— Given task —
Retype the rows word for word, starting at the first line and stopping after the line that contains "The bracket 37 is at (384, 562).". Leave the pictures out of your copy.
Start of Data records
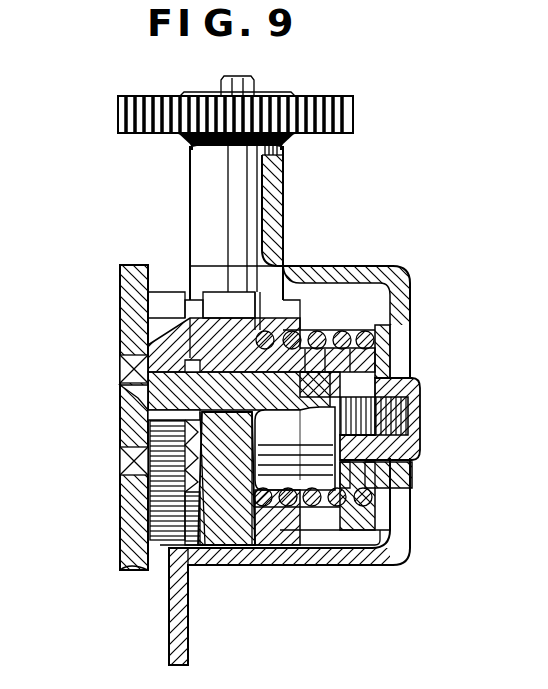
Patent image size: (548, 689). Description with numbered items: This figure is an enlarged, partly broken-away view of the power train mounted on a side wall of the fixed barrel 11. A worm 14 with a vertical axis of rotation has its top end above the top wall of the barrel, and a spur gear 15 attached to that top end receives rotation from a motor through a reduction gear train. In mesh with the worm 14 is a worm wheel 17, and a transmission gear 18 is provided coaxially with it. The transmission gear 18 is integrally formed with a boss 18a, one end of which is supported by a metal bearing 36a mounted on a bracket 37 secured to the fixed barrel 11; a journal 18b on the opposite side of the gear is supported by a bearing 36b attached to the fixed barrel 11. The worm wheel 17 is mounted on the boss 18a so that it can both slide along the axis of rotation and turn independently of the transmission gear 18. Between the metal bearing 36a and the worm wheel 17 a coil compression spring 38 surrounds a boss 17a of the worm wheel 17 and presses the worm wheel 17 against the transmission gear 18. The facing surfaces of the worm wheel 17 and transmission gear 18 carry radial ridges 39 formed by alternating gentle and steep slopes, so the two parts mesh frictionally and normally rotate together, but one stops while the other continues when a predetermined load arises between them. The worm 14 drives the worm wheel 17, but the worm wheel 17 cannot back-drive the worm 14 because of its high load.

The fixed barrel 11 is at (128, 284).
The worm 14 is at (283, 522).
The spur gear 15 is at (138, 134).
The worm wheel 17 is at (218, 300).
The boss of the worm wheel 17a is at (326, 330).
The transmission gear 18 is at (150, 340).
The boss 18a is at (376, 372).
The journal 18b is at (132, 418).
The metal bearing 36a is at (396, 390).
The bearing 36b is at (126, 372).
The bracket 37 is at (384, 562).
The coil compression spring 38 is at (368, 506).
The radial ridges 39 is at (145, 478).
End of Data records
— Exercise response —
Patent image size: (548, 689). Description with numbered items: This figure is an enlarged, partly broken-away view of the power train mounted on a side wall of the fixed barrel 11. A worm 14 with a vertical axis of rotation has its top end above the top wall of the barrel, and a spur gear 15 attached to that top end receives rotation from a motor through a reduction gear train. In mesh with the worm 14 is a worm wheel 17, and a transmission gear 18 is provided coaxially with it. The transmission gear 18 is integrally formed with a boss 18a, one end of which is supported by a metal bearing 36a mounted on a bracket 37 secured to the fixed barrel 11; a journal 18b on the opposite side of the gear is supported by a bearing 36b attached to the fixed barrel 11. The worm wheel 17 is mounted on the boss 18a so that it can both slide along the axis of rotation and turn independently of the transmission gear 18. Between the metal bearing 36a and the worm wheel 17 a coil compression spring 38 surrounds a boss 17a of the worm wheel 17 and presses the worm wheel 17 against the transmission gear 18. The facing surfaces of the worm wheel 17 and transmission gear 18 carry radial ridges 39 formed by alternating gentle and steep slopes, so the two parts mesh frictionally and normally rotate together, but one stops while the other continues when a predetermined load arises between them. The worm 14 drives the worm wheel 17, but the worm wheel 17 cannot back-drive the worm 14 because of its high load.

The fixed barrel 11 is at (128, 284).
The worm 14 is at (283, 522).
The spur gear 15 is at (138, 134).
The worm wheel 17 is at (218, 300).
The boss of the worm wheel 17a is at (326, 330).
The transmission gear 18 is at (150, 340).
The boss 18a is at (376, 372).
The journal 18b is at (132, 418).
The metal bearing 36a is at (396, 390).
The bearing 36b is at (126, 372).
The bracket 37 is at (384, 562).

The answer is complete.